### Supplied material
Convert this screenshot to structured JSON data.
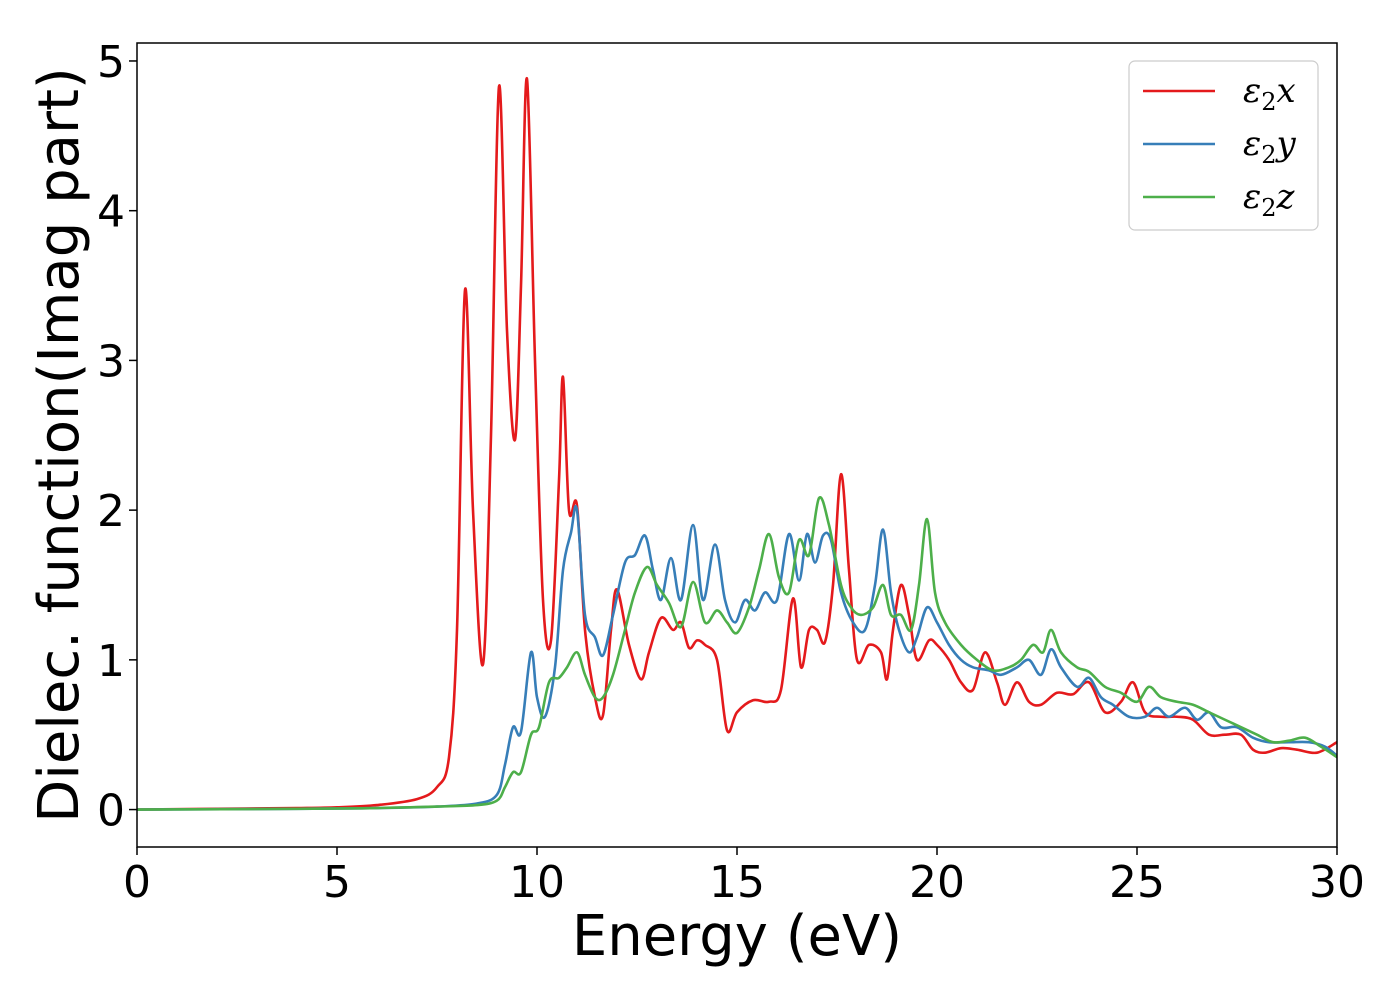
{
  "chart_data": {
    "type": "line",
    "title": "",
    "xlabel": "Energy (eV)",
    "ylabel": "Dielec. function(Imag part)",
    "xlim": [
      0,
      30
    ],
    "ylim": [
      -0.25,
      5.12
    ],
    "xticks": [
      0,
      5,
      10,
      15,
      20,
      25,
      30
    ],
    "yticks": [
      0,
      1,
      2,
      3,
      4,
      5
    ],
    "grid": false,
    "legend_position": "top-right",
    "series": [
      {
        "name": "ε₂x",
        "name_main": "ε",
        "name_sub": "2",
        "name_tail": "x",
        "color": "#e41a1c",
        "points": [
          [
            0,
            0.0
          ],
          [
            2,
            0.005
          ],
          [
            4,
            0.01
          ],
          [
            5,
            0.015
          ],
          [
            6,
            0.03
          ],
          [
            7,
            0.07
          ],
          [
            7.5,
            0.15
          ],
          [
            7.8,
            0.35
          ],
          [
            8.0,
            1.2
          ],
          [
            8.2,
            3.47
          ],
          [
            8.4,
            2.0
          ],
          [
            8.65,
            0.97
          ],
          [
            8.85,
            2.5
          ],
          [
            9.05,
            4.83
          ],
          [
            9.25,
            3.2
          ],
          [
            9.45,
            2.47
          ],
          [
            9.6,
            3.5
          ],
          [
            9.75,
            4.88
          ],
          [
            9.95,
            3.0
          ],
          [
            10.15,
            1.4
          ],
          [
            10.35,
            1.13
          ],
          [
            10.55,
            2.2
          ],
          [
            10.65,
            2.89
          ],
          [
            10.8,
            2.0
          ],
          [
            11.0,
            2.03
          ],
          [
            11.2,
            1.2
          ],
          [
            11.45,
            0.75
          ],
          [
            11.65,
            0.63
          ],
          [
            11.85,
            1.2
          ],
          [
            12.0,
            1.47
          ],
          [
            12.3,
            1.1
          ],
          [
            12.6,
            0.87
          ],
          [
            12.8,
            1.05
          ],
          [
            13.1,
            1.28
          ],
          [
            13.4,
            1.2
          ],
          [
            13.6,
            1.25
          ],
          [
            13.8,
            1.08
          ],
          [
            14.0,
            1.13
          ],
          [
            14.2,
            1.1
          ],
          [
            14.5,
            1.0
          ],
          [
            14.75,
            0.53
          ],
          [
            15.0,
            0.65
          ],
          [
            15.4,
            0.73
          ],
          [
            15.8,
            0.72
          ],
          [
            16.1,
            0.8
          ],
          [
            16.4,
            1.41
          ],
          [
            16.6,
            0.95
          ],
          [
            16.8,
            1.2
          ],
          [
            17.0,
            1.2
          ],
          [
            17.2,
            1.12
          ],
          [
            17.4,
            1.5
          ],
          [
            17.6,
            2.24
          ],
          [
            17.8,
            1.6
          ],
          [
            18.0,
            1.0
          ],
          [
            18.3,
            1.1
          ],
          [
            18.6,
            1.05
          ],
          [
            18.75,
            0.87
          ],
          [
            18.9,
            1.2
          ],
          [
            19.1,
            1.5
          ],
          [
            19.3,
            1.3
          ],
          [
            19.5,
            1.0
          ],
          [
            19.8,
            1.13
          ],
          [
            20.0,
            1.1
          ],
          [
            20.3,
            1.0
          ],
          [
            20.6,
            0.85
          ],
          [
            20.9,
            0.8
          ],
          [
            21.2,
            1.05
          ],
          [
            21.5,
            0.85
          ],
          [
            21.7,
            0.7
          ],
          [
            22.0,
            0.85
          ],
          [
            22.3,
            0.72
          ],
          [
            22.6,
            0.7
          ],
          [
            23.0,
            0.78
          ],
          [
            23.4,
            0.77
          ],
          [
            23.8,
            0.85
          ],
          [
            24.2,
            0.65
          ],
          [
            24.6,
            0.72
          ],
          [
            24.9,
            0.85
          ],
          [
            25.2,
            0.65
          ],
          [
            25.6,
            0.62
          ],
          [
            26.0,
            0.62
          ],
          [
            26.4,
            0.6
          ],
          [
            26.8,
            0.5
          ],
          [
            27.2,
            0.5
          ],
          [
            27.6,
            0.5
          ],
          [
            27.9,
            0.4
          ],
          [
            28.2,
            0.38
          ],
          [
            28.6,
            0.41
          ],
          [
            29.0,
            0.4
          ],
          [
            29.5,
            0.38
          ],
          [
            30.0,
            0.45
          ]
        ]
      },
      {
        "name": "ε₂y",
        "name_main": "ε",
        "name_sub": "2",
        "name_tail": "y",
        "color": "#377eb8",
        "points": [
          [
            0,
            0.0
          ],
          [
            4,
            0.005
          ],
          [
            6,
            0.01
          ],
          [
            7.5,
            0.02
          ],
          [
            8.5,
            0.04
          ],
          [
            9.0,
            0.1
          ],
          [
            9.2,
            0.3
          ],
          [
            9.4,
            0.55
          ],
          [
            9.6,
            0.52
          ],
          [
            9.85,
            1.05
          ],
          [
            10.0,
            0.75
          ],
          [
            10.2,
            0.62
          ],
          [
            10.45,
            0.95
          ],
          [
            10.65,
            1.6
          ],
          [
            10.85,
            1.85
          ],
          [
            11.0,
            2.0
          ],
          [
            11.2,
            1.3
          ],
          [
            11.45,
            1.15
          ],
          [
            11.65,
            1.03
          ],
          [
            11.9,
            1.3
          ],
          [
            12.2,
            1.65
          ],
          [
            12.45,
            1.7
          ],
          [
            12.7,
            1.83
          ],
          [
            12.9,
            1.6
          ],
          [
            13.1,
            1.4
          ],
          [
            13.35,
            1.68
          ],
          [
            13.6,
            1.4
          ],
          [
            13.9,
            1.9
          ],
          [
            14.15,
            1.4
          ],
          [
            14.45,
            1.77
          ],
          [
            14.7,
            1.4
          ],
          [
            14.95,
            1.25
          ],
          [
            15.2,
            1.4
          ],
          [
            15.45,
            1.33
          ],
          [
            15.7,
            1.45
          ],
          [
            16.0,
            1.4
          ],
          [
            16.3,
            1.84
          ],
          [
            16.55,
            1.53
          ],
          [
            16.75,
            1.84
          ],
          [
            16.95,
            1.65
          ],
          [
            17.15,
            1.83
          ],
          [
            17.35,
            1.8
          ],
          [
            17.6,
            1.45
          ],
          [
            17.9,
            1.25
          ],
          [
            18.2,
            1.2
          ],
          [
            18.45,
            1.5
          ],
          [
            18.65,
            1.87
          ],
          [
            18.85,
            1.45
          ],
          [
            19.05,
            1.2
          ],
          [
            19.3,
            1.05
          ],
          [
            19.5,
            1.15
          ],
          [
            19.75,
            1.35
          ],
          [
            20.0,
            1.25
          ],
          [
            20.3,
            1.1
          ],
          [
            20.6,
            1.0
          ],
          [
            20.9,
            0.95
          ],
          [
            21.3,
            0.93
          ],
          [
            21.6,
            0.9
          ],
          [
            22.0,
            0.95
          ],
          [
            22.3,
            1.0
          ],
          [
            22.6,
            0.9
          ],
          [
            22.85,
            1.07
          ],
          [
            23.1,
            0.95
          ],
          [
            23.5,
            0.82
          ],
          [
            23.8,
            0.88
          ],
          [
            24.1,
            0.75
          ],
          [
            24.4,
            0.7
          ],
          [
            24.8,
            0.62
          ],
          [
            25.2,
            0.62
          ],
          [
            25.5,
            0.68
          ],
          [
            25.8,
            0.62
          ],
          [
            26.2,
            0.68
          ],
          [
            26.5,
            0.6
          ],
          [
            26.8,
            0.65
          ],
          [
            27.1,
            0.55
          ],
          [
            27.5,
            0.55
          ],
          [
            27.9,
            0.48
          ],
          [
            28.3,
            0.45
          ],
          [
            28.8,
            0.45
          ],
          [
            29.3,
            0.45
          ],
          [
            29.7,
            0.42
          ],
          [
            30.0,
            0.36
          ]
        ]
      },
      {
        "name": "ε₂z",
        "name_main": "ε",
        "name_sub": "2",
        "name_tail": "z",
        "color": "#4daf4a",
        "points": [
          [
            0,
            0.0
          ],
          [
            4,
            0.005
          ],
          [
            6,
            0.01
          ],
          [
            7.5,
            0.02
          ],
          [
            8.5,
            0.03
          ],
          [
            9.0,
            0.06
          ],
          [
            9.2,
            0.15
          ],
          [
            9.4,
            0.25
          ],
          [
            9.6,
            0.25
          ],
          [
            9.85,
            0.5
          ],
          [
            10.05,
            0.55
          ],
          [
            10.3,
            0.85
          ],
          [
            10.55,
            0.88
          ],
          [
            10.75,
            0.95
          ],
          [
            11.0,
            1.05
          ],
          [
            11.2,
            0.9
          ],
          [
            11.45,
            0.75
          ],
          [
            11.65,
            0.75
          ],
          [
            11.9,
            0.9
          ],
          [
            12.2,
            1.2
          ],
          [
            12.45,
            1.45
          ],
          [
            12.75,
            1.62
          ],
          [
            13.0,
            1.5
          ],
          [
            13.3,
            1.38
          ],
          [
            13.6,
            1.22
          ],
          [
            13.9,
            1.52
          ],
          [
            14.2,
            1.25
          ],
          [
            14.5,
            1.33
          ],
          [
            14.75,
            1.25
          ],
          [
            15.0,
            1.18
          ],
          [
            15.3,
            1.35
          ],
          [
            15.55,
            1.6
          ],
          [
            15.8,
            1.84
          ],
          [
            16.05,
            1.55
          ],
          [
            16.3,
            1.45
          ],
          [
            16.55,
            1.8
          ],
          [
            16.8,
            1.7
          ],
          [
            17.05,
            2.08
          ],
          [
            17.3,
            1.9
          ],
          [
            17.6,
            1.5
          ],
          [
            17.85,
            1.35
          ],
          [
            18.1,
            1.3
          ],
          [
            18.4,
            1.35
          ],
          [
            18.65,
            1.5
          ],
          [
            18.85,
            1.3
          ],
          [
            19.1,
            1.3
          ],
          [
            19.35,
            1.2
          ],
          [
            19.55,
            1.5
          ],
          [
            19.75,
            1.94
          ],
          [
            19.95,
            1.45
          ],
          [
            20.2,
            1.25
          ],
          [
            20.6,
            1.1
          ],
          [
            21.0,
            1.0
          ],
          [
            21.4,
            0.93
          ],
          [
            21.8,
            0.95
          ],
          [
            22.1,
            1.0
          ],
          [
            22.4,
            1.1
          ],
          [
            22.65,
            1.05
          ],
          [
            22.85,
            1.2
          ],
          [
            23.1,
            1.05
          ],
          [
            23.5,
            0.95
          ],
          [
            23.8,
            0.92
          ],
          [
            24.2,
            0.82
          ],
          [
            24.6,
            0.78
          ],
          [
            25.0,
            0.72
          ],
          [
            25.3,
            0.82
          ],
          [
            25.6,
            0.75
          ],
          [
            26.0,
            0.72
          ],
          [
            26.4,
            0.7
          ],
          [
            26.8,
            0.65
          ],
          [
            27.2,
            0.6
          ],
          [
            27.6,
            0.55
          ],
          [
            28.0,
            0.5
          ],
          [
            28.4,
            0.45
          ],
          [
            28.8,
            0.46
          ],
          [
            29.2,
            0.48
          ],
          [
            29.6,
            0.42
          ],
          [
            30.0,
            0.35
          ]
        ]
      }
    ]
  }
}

### What to work on
Copy out all lines above that include the string "color".

### Complete answer
        "color": "#e41a1c",
        "color": "#377eb8",
        "color": "#4daf4a",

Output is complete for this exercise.